▶ STORED ROWS:
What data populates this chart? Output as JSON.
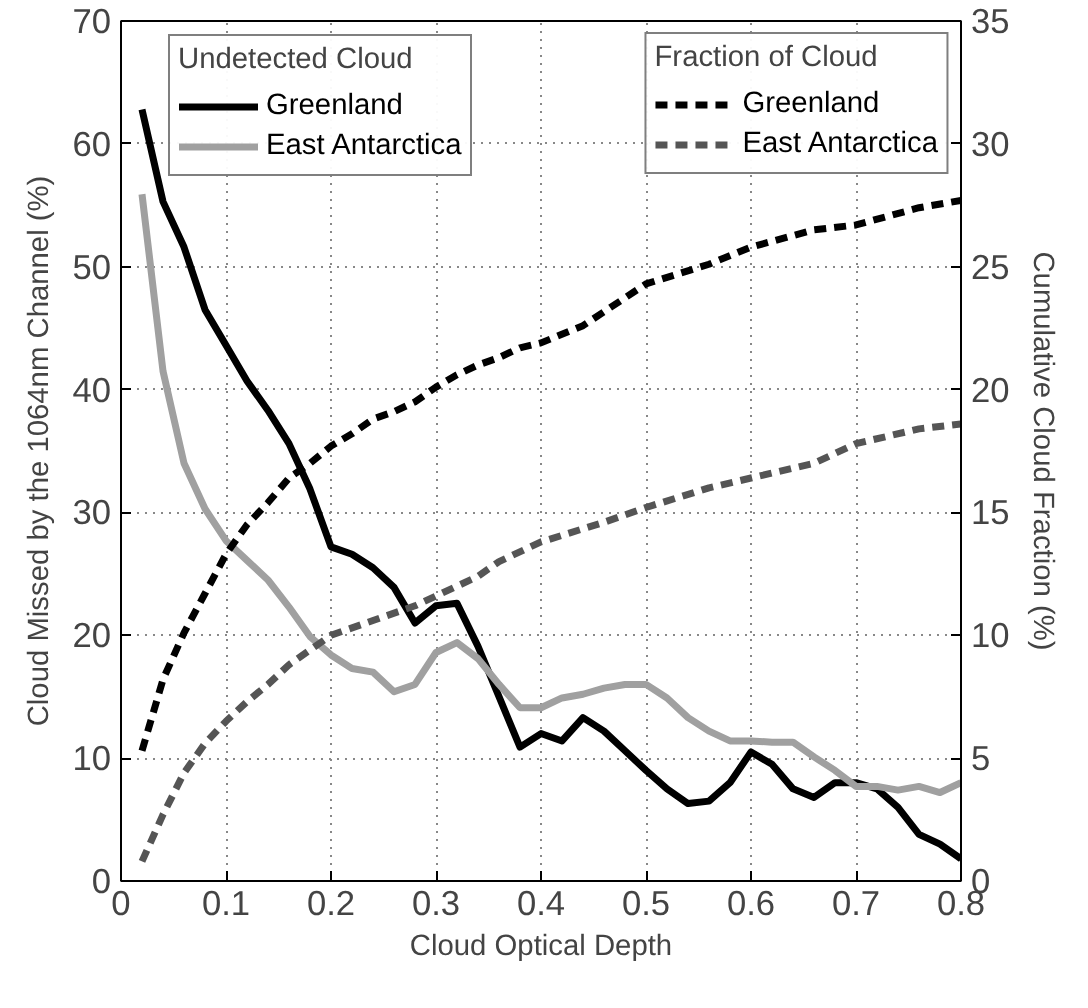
{
  "chart_data": {
    "type": "line",
    "xlabel": "Cloud Optical Depth",
    "ylabel": "Cloud Missed by the 1064nm Channel (%)",
    "y2label": "Cumulative Cloud Fraction (%)",
    "annotations": [
      "Undetected Cloud",
      "Fraction of Cloud"
    ],
    "xlim": [
      0,
      0.8
    ],
    "xticks": [
      0,
      0.1,
      0.2,
      0.3,
      0.4,
      0.5,
      0.6,
      0.7,
      0.8
    ],
    "ylim": [
      0,
      70
    ],
    "yticks": [
      0,
      10,
      20,
      30,
      40,
      50,
      60,
      70
    ],
    "y2lim": [
      0,
      35
    ],
    "y2ticks": [
      0,
      5,
      10,
      15,
      20,
      25,
      30,
      35
    ],
    "grid": true,
    "legend": "top",
    "series": [
      {
        "name": "Greenland",
        "color": "#000000",
        "line_style": "solid",
        "x": [
          0.02,
          0.04,
          0.06,
          0.08,
          0.1,
          0.12,
          0.14,
          0.16,
          0.18,
          0.2,
          0.22,
          0.24,
          0.26,
          0.28,
          0.3,
          0.32,
          0.34,
          0.36,
          0.38,
          0.4,
          0.42,
          0.44,
          0.46,
          0.48,
          0.5,
          0.52,
          0.54,
          0.56,
          0.58,
          0.6,
          0.62,
          0.64,
          0.66,
          0.68,
          0.7,
          0.72,
          0.74,
          0.76,
          0.78,
          0.8
        ],
        "values": [
          62.8,
          55.3,
          51.6,
          46.5,
          43.6,
          40.7,
          38.3,
          35.6,
          31.9,
          27.2,
          26.6,
          25.5,
          23.9,
          21.0,
          22.4,
          22.6,
          19.1,
          15.0,
          10.9,
          12.0,
          11.4,
          13.3,
          12.2,
          10.6,
          9.0,
          7.5,
          6.3,
          6.5,
          8.0,
          10.5,
          9.5,
          7.5,
          6.8,
          8.0,
          8.0,
          7.5,
          6.0,
          3.8,
          3.0,
          1.8
        ]
      },
      {
        "name": "East Antarctica",
        "color": "#a0a0a0",
        "line_style": "solid",
        "x": [
          0.02,
          0.04,
          0.06,
          0.08,
          0.1,
          0.12,
          0.14,
          0.16,
          0.18,
          0.2,
          0.22,
          0.24,
          0.26,
          0.28,
          0.3,
          0.32,
          0.34,
          0.36,
          0.38,
          0.4,
          0.42,
          0.44,
          0.46,
          0.48,
          0.5,
          0.52,
          0.54,
          0.56,
          0.58,
          0.6,
          0.62,
          0.64,
          0.66,
          0.68,
          0.7,
          0.72,
          0.74,
          0.76,
          0.78,
          0.8
        ],
        "values": [
          55.9,
          41.5,
          34.0,
          30.3,
          27.7,
          26.1,
          24.5,
          22.3,
          19.9,
          18.4,
          17.3,
          17.0,
          15.4,
          16.0,
          18.6,
          19.4,
          18.1,
          16.0,
          14.1,
          14.1,
          14.9,
          15.2,
          15.7,
          16.0,
          16.0,
          14.9,
          13.3,
          12.2,
          11.4,
          11.4,
          11.3,
          11.3,
          10.1,
          9.0,
          7.7,
          7.7,
          7.4,
          7.7,
          7.2,
          8.0
        ]
      },
      {
        "name": "Greenland",
        "color": "#000000",
        "line_style": "dashed",
        "axis": "y2",
        "x": [
          0.02,
          0.04,
          0.06,
          0.08,
          0.1,
          0.12,
          0.14,
          0.16,
          0.18,
          0.2,
          0.22,
          0.24,
          0.26,
          0.28,
          0.3,
          0.32,
          0.34,
          0.36,
          0.38,
          0.4,
          0.44,
          0.5,
          0.56,
          0.6,
          0.66,
          0.7,
          0.76,
          0.8
        ],
        "values": [
          5.3,
          8.2,
          10.1,
          11.7,
          13.3,
          14.5,
          15.4,
          16.4,
          17.0,
          17.7,
          18.2,
          18.8,
          19.1,
          19.5,
          20.1,
          20.6,
          21.0,
          21.3,
          21.7,
          21.9,
          22.6,
          24.3,
          25.1,
          25.8,
          26.5,
          26.7,
          27.4,
          27.7
        ]
      },
      {
        "name": "East Antarctica",
        "color": "#555555",
        "line_style": "dashed",
        "axis": "y2",
        "x": [
          0.02,
          0.04,
          0.06,
          0.08,
          0.1,
          0.12,
          0.14,
          0.16,
          0.18,
          0.2,
          0.24,
          0.28,
          0.3,
          0.34,
          0.36,
          0.4,
          0.46,
          0.5,
          0.56,
          0.6,
          0.66,
          0.7,
          0.76,
          0.8
        ],
        "values": [
          0.8,
          2.7,
          4.4,
          5.6,
          6.5,
          7.3,
          8.0,
          8.8,
          9.4,
          10.0,
          10.6,
          11.2,
          11.6,
          12.4,
          13.0,
          13.8,
          14.6,
          15.2,
          16.0,
          16.4,
          17.0,
          17.8,
          18.4,
          18.6
        ]
      }
    ]
  }
}
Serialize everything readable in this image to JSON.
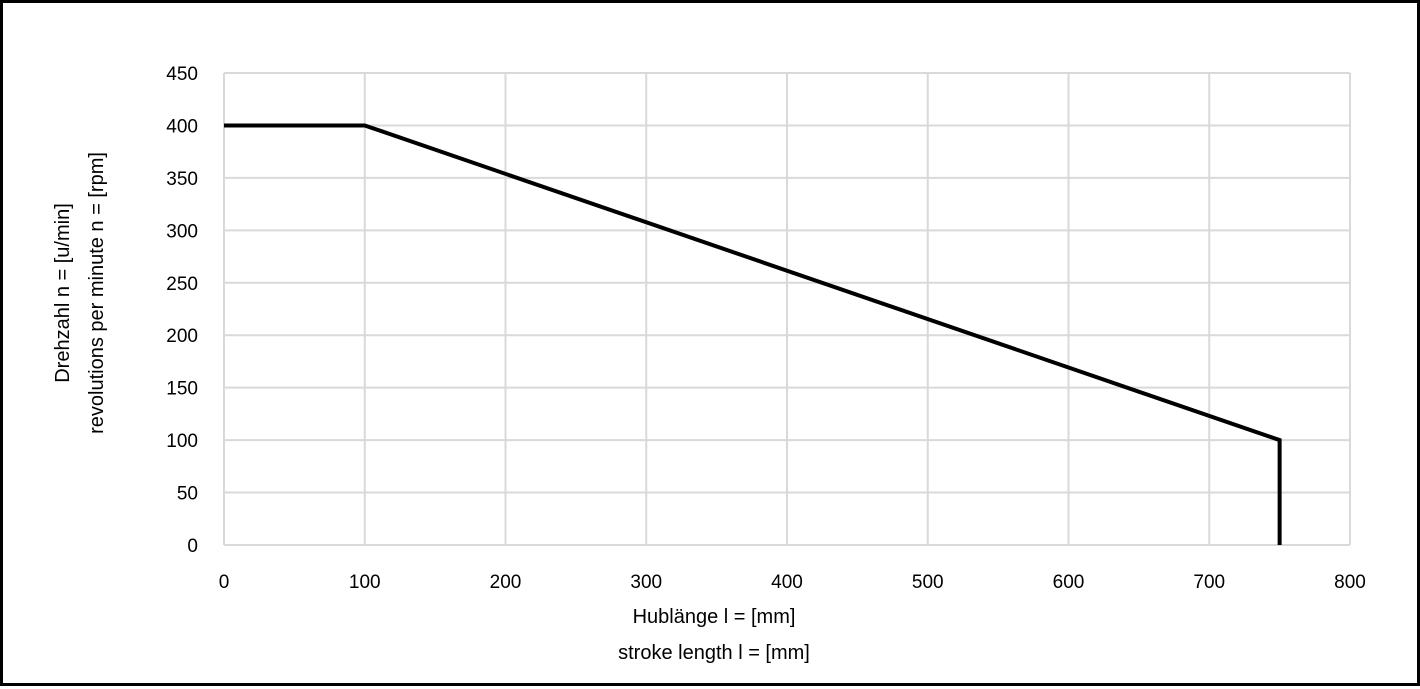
{
  "chart_data": {
    "type": "line",
    "title": "",
    "xlabel": [
      "Hublänge l = [mm]",
      "stroke length l = [mm]"
    ],
    "ylabel": [
      "Drehzahl n = [u/min]",
      "revolutions per minute n = [rpm]"
    ],
    "xlim": [
      0,
      800
    ],
    "ylim": [
      0,
      450
    ],
    "xticks": [
      0,
      100,
      200,
      300,
      400,
      500,
      600,
      700,
      800
    ],
    "yticks": [
      0,
      50,
      100,
      150,
      200,
      250,
      300,
      350,
      400,
      450
    ],
    "grid": true,
    "legend": "none",
    "series": [
      {
        "color": "#000000",
        "points": [
          [
            0,
            400
          ],
          [
            100,
            400
          ],
          [
            750,
            100
          ],
          [
            750,
            0
          ]
        ]
      }
    ]
  }
}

▶ WHAT IS NEEDED: Reproduce all of the material exactly, apart from the pictures.

▶ SOLUTION:
What data populates this chart? Output as JSON.
{
  "chart_data": {
    "type": "line",
    "xlabel": "Cloud Optical Depth",
    "ylabel": "Cloud Missed by the 1064nm Channel (%)",
    "y2label": "Cumulative Cloud Fraction (%)",
    "annotations": [
      "Undetected Cloud",
      "Fraction of Cloud"
    ],
    "xlim": [
      0,
      0.8
    ],
    "xticks": [
      0,
      0.1,
      0.2,
      0.3,
      0.4,
      0.5,
      0.6,
      0.7,
      0.8
    ],
    "ylim": [
      0,
      70
    ],
    "yticks": [
      0,
      10,
      20,
      30,
      40,
      50,
      60,
      70
    ],
    "y2lim": [
      0,
      35
    ],
    "y2ticks": [
      0,
      5,
      10,
      15,
      20,
      25,
      30,
      35
    ],
    "grid": true,
    "legend": "top",
    "series": [
      {
        "name": "Greenland",
        "color": "#000000",
        "line_style": "solid",
        "x": [
          0.02,
          0.04,
          0.06,
          0.08,
          0.1,
          0.12,
          0.14,
          0.16,
          0.18,
          0.2,
          0.22,
          0.24,
          0.26,
          0.28,
          0.3,
          0.32,
          0.34,
          0.36,
          0.38,
          0.4,
          0.42,
          0.44,
          0.46,
          0.48,
          0.5,
          0.52,
          0.54,
          0.56,
          0.58,
          0.6,
          0.62,
          0.64,
          0.66,
          0.68,
          0.7,
          0.72,
          0.74,
          0.76,
          0.78,
          0.8
        ],
        "values": [
          62.8,
          55.3,
          51.6,
          46.5,
          43.6,
          40.7,
          38.3,
          35.6,
          31.9,
          27.2,
          26.6,
          25.5,
          23.9,
          21.0,
          22.4,
          22.6,
          19.1,
          15.0,
          10.9,
          12.0,
          11.4,
          13.3,
          12.2,
          10.6,
          9.0,
          7.5,
          6.3,
          6.5,
          8.0,
          10.5,
          9.5,
          7.5,
          6.8,
          8.0,
          8.0,
          7.5,
          6.0,
          3.8,
          3.0,
          1.8
        ]
      },
      {
        "name": "East Antarctica",
        "color": "#a0a0a0",
        "line_style": "solid",
        "x": [
          0.02,
          0.04,
          0.06,
          0.08,
          0.1,
          0.12,
          0.14,
          0.16,
          0.18,
          0.2,
          0.22,
          0.24,
          0.26,
          0.28,
          0.3,
          0.32,
          0.34,
          0.36,
          0.38,
          0.4,
          0.42,
          0.44,
          0.46,
          0.48,
          0.5,
          0.52,
          0.54,
          0.56,
          0.58,
          0.6,
          0.62,
          0.64,
          0.66,
          0.68,
          0.7,
          0.72,
          0.74,
          0.76,
          0.78,
          0.8
        ],
        "values": [
          55.9,
          41.5,
          34.0,
          30.3,
          27.7,
          26.1,
          24.5,
          22.3,
          19.9,
          18.4,
          17.3,
          17.0,
          15.4,
          16.0,
          18.6,
          19.4,
          18.1,
          16.0,
          14.1,
          14.1,
          14.9,
          15.2,
          15.7,
          16.0,
          16.0,
          14.9,
          13.3,
          12.2,
          11.4,
          11.4,
          11.3,
          11.3,
          10.1,
          9.0,
          7.7,
          7.7,
          7.4,
          7.7,
          7.2,
          8.0
        ]
      },
      {
        "name": "Greenland",
        "color": "#000000",
        "line_style": "dashed",
        "axis": "y2",
        "x": [
          0.02,
          0.04,
          0.06,
          0.08,
          0.1,
          0.12,
          0.14,
          0.16,
          0.18,
          0.2,
          0.22,
          0.24,
          0.26,
          0.28,
          0.3,
          0.32,
          0.34,
          0.36,
          0.38,
          0.4,
          0.44,
          0.5,
          0.56,
          0.6,
          0.66,
          0.7,
          0.76,
          0.8
        ],
        "values": [
          5.3,
          8.2,
          10.1,
          11.7,
          13.3,
          14.5,
          15.4,
          16.4,
          17.0,
          17.7,
          18.2,
          18.8,
          19.1,
          19.5,
          20.1,
          20.6,
          21.0,
          21.3,
          21.7,
          21.9,
          22.6,
          24.3,
          25.1,
          25.8,
          26.5,
          26.7,
          27.4,
          27.7
        ]
      },
      {
        "name": "East Antarctica",
        "color": "#555555",
        "line_style": "dashed",
        "axis": "y2",
        "x": [
          0.02,
          0.04,
          0.06,
          0.08,
          0.1,
          0.12,
          0.14,
          0.16,
          0.18,
          0.2,
          0.24,
          0.28,
          0.3,
          0.34,
          0.36,
          0.4,
          0.46,
          0.5,
          0.56,
          0.6,
          0.66,
          0.7,
          0.76,
          0.8
        ],
        "values": [
          0.8,
          2.7,
          4.4,
          5.6,
          6.5,
          7.3,
          8.0,
          8.8,
          9.4,
          10.0,
          10.6,
          11.2,
          11.6,
          12.4,
          13.0,
          13.8,
          14.6,
          15.2,
          16.0,
          16.4,
          17.0,
          17.8,
          18.4,
          18.6
        ]
      }
    ]
  }
}
Serialize everything readable in this image to JSON.
{
  "chart_data": {
    "type": "line",
    "title": "",
    "xlabel": [
      "Hublänge l = [mm]",
      "stroke length l = [mm]"
    ],
    "ylabel": [
      "Drehzahl n = [u/min]",
      "revolutions per minute n = [rpm]"
    ],
    "xlim": [
      0,
      800
    ],
    "ylim": [
      0,
      450
    ],
    "xticks": [
      0,
      100,
      200,
      300,
      400,
      500,
      600,
      700,
      800
    ],
    "yticks": [
      0,
      50,
      100,
      150,
      200,
      250,
      300,
      350,
      400,
      450
    ],
    "grid": true,
    "legend": "none",
    "series": [
      {
        "color": "#000000",
        "points": [
          [
            0,
            400
          ],
          [
            100,
            400
          ],
          [
            750,
            100
          ],
          [
            750,
            0
          ]
        ]
      }
    ]
  }
}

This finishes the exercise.